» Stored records
----------

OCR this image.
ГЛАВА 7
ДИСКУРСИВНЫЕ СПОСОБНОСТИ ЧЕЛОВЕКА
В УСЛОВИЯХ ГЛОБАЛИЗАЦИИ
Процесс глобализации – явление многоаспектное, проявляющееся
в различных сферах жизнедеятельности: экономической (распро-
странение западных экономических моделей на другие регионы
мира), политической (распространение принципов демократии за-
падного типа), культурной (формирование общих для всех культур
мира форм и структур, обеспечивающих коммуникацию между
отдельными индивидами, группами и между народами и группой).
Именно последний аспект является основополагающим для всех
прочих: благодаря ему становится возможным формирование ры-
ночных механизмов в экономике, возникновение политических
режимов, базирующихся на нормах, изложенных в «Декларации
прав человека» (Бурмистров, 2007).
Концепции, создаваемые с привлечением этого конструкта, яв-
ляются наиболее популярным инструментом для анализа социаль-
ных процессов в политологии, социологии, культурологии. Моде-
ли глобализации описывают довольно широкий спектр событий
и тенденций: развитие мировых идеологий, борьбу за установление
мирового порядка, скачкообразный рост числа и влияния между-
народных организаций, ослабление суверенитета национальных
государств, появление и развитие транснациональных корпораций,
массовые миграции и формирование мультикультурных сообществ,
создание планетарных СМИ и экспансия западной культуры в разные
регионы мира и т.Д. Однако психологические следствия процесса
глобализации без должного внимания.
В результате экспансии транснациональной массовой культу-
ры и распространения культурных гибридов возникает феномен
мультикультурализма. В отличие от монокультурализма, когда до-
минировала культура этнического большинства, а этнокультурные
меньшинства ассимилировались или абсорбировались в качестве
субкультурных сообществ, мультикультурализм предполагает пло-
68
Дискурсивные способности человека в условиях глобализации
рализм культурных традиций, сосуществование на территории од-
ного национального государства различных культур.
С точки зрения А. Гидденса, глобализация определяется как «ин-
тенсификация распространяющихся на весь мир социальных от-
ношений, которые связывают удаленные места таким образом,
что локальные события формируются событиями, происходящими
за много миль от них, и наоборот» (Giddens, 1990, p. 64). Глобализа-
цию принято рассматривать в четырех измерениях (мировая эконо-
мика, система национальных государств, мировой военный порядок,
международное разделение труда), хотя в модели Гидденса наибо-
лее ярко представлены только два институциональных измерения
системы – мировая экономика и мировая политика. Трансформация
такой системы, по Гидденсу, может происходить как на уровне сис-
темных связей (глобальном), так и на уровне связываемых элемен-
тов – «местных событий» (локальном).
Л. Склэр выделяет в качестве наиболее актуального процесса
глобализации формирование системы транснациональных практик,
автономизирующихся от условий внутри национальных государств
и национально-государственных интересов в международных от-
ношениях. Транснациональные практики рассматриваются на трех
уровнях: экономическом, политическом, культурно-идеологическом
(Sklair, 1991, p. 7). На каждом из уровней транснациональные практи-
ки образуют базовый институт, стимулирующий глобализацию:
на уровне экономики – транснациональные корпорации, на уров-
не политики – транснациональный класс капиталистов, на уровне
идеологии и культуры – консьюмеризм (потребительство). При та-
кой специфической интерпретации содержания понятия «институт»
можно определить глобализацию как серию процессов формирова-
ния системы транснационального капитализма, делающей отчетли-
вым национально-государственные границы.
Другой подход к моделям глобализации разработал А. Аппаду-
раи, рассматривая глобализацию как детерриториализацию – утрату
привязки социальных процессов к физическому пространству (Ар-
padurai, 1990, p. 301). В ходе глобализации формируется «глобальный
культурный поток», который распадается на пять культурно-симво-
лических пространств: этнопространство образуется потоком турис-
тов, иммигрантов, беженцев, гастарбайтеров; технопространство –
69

----------

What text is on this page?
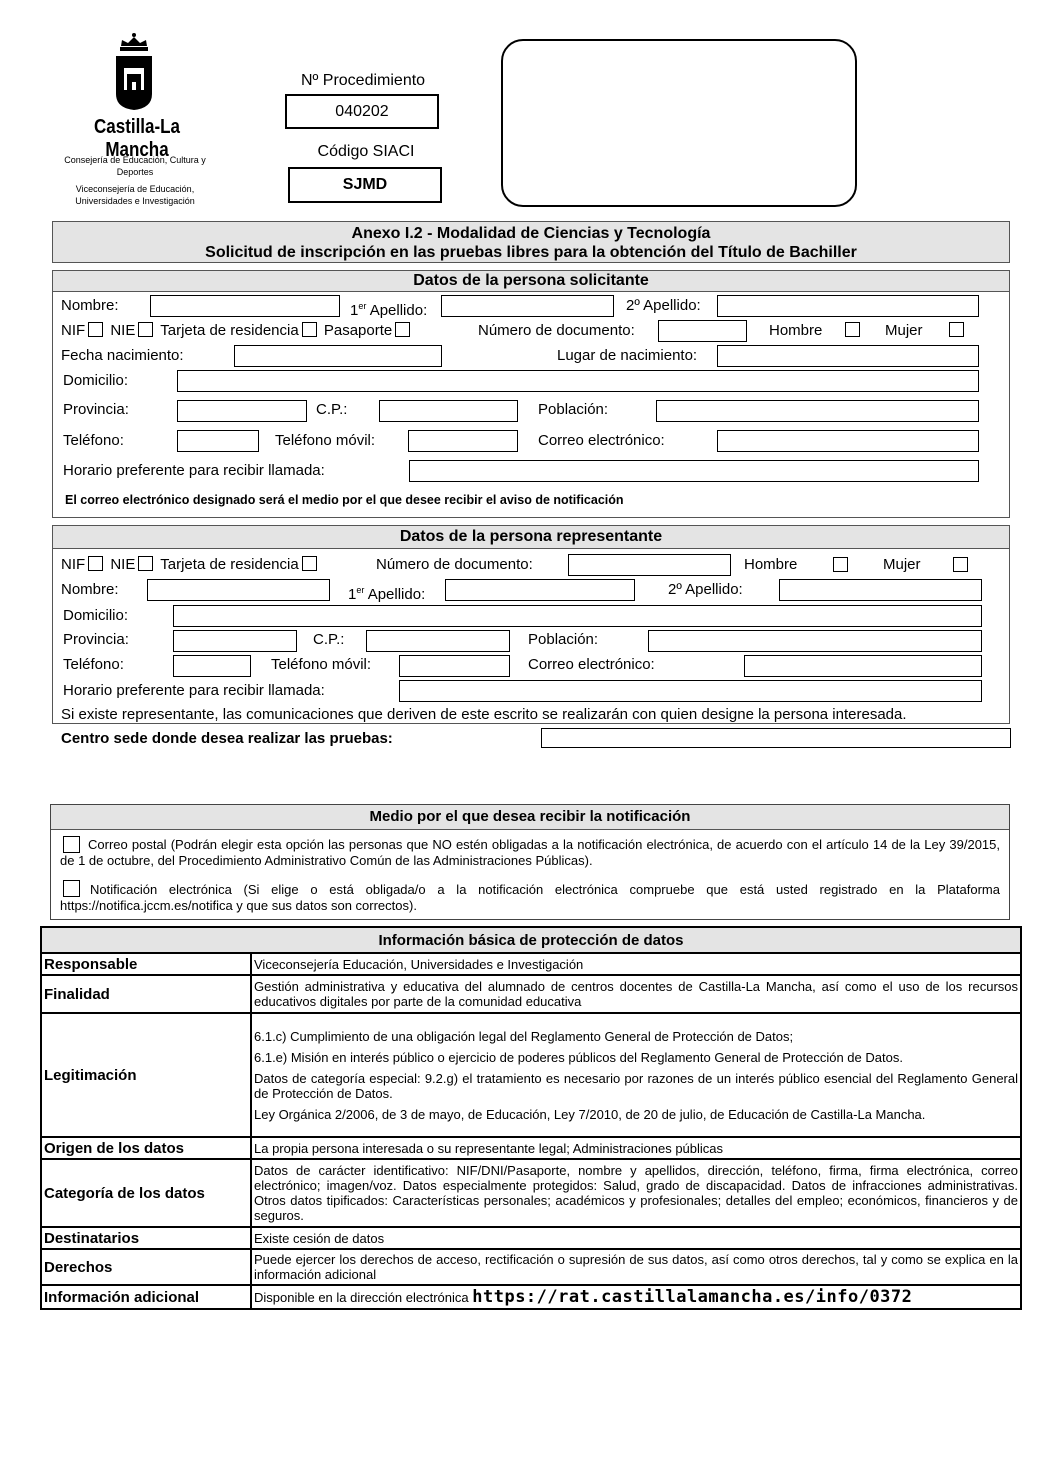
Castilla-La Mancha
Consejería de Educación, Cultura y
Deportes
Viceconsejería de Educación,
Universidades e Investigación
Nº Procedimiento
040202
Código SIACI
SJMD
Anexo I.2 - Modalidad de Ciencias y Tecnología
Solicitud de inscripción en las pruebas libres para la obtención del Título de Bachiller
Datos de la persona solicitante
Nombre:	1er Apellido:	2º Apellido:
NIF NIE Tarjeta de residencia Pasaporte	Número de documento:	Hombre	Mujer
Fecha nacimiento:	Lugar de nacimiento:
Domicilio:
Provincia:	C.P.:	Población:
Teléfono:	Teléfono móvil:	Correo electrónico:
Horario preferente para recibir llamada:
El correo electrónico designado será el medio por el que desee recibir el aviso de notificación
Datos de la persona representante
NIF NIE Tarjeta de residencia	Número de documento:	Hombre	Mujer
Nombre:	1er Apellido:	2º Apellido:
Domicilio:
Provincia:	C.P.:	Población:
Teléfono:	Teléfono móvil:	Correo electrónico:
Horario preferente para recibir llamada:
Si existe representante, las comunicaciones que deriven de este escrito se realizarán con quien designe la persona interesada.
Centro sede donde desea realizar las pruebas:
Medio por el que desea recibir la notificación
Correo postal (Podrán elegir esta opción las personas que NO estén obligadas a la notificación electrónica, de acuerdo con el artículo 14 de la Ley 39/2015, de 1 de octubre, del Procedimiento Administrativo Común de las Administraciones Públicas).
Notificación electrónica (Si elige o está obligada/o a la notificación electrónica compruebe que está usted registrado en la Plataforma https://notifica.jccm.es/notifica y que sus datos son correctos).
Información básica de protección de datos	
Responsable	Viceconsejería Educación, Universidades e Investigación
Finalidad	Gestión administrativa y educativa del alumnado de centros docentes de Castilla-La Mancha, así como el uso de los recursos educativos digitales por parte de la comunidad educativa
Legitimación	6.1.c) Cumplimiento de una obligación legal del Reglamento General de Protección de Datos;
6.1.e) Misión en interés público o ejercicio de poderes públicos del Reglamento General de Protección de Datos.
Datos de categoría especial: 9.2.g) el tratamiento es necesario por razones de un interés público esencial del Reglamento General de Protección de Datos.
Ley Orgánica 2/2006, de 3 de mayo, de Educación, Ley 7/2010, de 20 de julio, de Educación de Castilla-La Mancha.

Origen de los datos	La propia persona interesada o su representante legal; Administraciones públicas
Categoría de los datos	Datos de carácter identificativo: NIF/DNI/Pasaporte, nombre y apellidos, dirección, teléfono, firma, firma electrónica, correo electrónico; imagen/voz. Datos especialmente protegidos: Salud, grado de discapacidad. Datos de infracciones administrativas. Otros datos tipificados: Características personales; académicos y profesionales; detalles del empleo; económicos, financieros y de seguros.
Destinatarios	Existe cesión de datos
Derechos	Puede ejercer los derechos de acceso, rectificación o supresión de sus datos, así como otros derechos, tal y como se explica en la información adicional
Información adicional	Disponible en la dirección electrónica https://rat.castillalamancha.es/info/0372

----------

» Exercise directions
A line counts if it holds the word "событий". Work out how many lines in the listing count, and give only that number.

» Finished task
2